— Start EXTRACTED ENTRIES —
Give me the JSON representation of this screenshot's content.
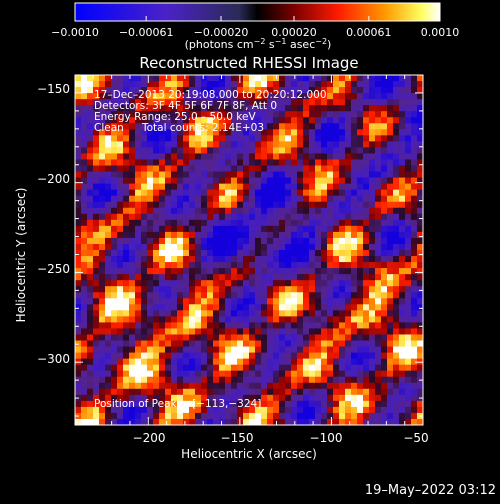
{
  "colorbar": {
    "tick_labels": [
      "−0.0010",
      "−0.00061",
      "−0.00020",
      "0.00020",
      "0.00061",
      "0.0010"
    ],
    "units_prefix": "(photons cm",
    "units_exp1": "−2",
    "units_mid": " s",
    "units_exp2": "−1",
    "units_mid2": " asec",
    "units_exp3": "−2",
    "units_suffix": ")"
  },
  "title": "Reconstructed RHESSI Image",
  "info": {
    "line1": "17–Dec–2013 20:19:08.000 to 20:20:12.000",
    "line2": "Detectors: 3F 4F 5F 6F 7F 8F, Att 0",
    "line3": "Energy Range: 25.0 – 50.0 keV",
    "line4_a": "Clean",
    "line4_b": "Total counts: 2.14E+03"
  },
  "peak": "Position of Peak = [−113,−324]",
  "axes": {
    "xlabel": "Heliocentric X (arcsec)",
    "ylabel": "Heliocentric Y (arcsec)",
    "x_ticks": [
      "−200",
      "−150",
      "−100",
      "−50"
    ],
    "y_ticks": [
      "−150",
      "−200",
      "−250",
      "−300"
    ]
  },
  "timestamp": "19–May–2022 03:12",
  "chart_data": {
    "type": "heatmap",
    "title": "Reconstructed RHESSI Image",
    "xlabel": "Heliocentric X (arcsec)",
    "ylabel": "Heliocentric Y (arcsec)",
    "xlim": [
      -240,
      -50
    ],
    "ylim": [
      -335,
      -140
    ],
    "colorbar_range": [
      -0.001,
      0.001
    ],
    "peak_position": [
      -113,
      -324
    ]
  }
}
— End EXTRACTED ENTRIES —
§ PROBLEM DETAILS: Say how many lines of the listing above contain "RHESSI", with no other words.

§ TASK RESPONSE: 2